» EXERCISE INPUTS:
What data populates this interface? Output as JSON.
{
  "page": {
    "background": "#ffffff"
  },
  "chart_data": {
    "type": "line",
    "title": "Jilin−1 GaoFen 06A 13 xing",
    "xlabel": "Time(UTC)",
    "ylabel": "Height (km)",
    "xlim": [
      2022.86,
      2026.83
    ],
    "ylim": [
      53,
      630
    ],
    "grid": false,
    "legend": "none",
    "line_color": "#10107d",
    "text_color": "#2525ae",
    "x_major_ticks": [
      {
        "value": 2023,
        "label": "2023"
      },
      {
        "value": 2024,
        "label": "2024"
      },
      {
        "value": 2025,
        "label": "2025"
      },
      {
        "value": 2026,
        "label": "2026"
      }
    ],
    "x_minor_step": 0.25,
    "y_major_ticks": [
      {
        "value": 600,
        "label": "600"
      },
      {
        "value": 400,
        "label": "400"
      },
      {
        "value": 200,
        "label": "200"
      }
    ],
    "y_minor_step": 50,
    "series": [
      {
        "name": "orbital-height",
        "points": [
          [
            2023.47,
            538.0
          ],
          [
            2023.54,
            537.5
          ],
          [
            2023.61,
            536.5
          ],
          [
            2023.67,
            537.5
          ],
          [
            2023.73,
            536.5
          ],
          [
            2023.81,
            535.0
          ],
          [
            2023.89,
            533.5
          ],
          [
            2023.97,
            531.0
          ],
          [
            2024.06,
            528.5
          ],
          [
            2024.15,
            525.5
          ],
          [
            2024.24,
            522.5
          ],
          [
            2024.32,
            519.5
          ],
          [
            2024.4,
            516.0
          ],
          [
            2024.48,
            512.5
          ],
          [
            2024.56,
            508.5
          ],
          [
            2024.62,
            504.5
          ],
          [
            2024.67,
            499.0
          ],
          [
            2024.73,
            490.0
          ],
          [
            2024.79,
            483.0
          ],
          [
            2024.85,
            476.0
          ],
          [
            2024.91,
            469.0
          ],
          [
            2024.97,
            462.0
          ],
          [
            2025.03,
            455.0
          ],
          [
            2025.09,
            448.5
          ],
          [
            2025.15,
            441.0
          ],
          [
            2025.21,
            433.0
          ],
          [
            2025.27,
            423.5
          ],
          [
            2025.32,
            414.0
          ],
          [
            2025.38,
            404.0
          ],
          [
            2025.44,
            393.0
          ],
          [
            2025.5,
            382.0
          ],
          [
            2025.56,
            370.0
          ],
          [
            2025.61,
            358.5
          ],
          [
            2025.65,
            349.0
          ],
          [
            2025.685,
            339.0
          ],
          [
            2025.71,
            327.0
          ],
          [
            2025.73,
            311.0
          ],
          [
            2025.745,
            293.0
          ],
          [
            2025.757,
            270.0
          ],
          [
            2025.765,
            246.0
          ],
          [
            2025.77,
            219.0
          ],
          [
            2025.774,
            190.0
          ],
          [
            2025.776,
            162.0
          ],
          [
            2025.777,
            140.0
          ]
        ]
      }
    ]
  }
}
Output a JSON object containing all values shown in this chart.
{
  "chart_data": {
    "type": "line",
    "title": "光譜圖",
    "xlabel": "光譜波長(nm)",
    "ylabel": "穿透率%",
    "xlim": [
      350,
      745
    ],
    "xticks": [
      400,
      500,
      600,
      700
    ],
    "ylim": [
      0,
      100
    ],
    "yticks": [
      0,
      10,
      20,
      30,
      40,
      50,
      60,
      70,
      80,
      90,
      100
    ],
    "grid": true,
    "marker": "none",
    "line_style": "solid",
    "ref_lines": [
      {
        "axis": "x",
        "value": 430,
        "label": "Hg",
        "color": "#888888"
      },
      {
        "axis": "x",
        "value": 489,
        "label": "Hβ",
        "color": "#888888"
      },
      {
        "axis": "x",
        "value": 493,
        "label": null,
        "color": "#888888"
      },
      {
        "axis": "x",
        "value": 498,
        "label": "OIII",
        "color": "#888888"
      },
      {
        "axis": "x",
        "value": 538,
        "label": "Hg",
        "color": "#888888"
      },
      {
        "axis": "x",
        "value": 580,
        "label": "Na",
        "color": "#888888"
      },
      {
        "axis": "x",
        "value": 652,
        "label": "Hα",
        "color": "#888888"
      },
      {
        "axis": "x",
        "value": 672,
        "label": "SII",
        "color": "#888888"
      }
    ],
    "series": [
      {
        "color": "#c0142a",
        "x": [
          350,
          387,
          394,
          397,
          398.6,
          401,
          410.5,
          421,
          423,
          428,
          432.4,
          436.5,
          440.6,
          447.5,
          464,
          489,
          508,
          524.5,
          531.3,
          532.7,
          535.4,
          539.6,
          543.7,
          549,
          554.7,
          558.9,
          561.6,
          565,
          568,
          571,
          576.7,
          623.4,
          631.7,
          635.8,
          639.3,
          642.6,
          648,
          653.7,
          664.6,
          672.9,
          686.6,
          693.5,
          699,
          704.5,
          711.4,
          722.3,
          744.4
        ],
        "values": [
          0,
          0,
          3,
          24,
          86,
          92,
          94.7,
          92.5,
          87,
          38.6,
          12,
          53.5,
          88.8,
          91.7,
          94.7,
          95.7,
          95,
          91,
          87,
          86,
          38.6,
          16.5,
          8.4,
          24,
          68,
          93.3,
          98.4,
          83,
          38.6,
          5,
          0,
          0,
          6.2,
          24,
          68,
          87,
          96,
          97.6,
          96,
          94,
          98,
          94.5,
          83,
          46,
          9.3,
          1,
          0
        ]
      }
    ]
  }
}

» TASK PROMPT: Reproduce every entry shown above, precisely as it stands.

» RESPONSE TO THE EXERCISE:
What data populates this interface? Output as JSON.
{
  "page": {
    "background": "#ffffff"
  },
  "chart_data": {
    "type": "line",
    "title": "Jilin−1 GaoFen 06A 13 xing",
    "xlabel": "Time(UTC)",
    "ylabel": "Height (km)",
    "xlim": [
      2022.86,
      2026.83
    ],
    "ylim": [
      53,
      630
    ],
    "grid": false,
    "legend": "none",
    "line_color": "#10107d",
    "text_color": "#2525ae",
    "x_major_ticks": [
      {
        "value": 2023,
        "label": "2023"
      },
      {
        "value": 2024,
        "label": "2024"
      },
      {
        "value": 2025,
        "label": "2025"
      },
      {
        "value": 2026,
        "label": "2026"
      }
    ],
    "x_minor_step": 0.25,
    "y_major_ticks": [
      {
        "value": 600,
        "label": "600"
      },
      {
        "value": 400,
        "label": "400"
      },
      {
        "value": 200,
        "label": "200"
      }
    ],
    "y_minor_step": 50,
    "series": [
      {
        "name": "orbital-height",
        "points": [
          [
            2023.47,
            538.0
          ],
          [
            2023.54,
            537.5
          ],
          [
            2023.61,
            536.5
          ],
          [
            2023.67,
            537.5
          ],
          [
            2023.73,
            536.5
          ],
          [
            2023.81,
            535.0
          ],
          [
            2023.89,
            533.5
          ],
          [
            2023.97,
            531.0
          ],
          [
            2024.06,
            528.5
          ],
          [
            2024.15,
            525.5
          ],
          [
            2024.24,
            522.5
          ],
          [
            2024.32,
            519.5
          ],
          [
            2024.4,
            516.0
          ],
          [
            2024.48,
            512.5
          ],
          [
            2024.56,
            508.5
          ],
          [
            2024.62,
            504.5
          ],
          [
            2024.67,
            499.0
          ],
          [
            2024.73,
            490.0
          ],
          [
            2024.79,
            483.0
          ],
          [
            2024.85,
            476.0
          ],
          [
            2024.91,
            469.0
          ],
          [
            2024.97,
            462.0
          ],
          [
            2025.03,
            455.0
          ],
          [
            2025.09,
            448.5
          ],
          [
            2025.15,
            441.0
          ],
          [
            2025.21,
            433.0
          ],
          [
            2025.27,
            423.5
          ],
          [
            2025.32,
            414.0
          ],
          [
            2025.38,
            404.0
          ],
          [
            2025.44,
            393.0
          ],
          [
            2025.5,
            382.0
          ],
          [
            2025.56,
            370.0
          ],
          [
            2025.61,
            358.5
          ],
          [
            2025.65,
            349.0
          ],
          [
            2025.685,
            339.0
          ],
          [
            2025.71,
            327.0
          ],
          [
            2025.73,
            311.0
          ],
          [
            2025.745,
            293.0
          ],
          [
            2025.757,
            270.0
          ],
          [
            2025.765,
            246.0
          ],
          [
            2025.77,
            219.0
          ],
          [
            2025.774,
            190.0
          ],
          [
            2025.776,
            162.0
          ],
          [
            2025.777,
            140.0
          ]
        ]
      }
    ]
  }
}
Output a JSON object containing all values shown in this chart.
{
  "chart_data": {
    "type": "line",
    "title": "光譜圖",
    "xlabel": "光譜波長(nm)",
    "ylabel": "穿透率%",
    "xlim": [
      350,
      745
    ],
    "xticks": [
      400,
      500,
      600,
      700
    ],
    "ylim": [
      0,
      100
    ],
    "yticks": [
      0,
      10,
      20,
      30,
      40,
      50,
      60,
      70,
      80,
      90,
      100
    ],
    "grid": true,
    "marker": "none",
    "line_style": "solid",
    "ref_lines": [
      {
        "axis": "x",
        "value": 430,
        "label": "Hg",
        "color": "#888888"
      },
      {
        "axis": "x",
        "value": 489,
        "label": "Hβ",
        "color": "#888888"
      },
      {
        "axis": "x",
        "value": 493,
        "label": null,
        "color": "#888888"
      },
      {
        "axis": "x",
        "value": 498,
        "label": "OIII",
        "color": "#888888"
      },
      {
        "axis": "x",
        "value": 538,
        "label": "Hg",
        "color": "#888888"
      },
      {
        "axis": "x",
        "value": 580,
        "label": "Na",
        "color": "#888888"
      },
      {
        "axis": "x",
        "value": 652,
        "label": "Hα",
        "color": "#888888"
      },
      {
        "axis": "x",
        "value": 672,
        "label": "SII",
        "color": "#888888"
      }
    ],
    "series": [
      {
        "color": "#c0142a",
        "x": [
          350,
          387,
          394,
          397,
          398.6,
          401,
          410.5,
          421,
          423,
          428,
          432.4,
          436.5,
          440.6,
          447.5,
          464,
          489,
          508,
          524.5,
          531.3,
          532.7,
          535.4,
          539.6,
          543.7,
          549,
          554.7,
          558.9,
          561.6,
          565,
          568,
          571,
          576.7,
          623.4,
          631.7,
          635.8,
          639.3,
          642.6,
          648,
          653.7,
          664.6,
          672.9,
          686.6,
          693.5,
          699,
          704.5,
          711.4,
          722.3,
          744.4
        ],
        "values": [
          0,
          0,
          3,
          24,
          86,
          92,
          94.7,
          92.5,
          87,
          38.6,
          12,
          53.5,
          88.8,
          91.7,
          94.7,
          95.7,
          95,
          91,
          87,
          86,
          38.6,
          16.5,
          8.4,
          24,
          68,
          93.3,
          98.4,
          83,
          38.6,
          5,
          0,
          0,
          6.2,
          24,
          68,
          87,
          96,
          97.6,
          96,
          94,
          98,
          94.5,
          83,
          46,
          9.3,
          1,
          0
        ]
      }
    ]
  }
}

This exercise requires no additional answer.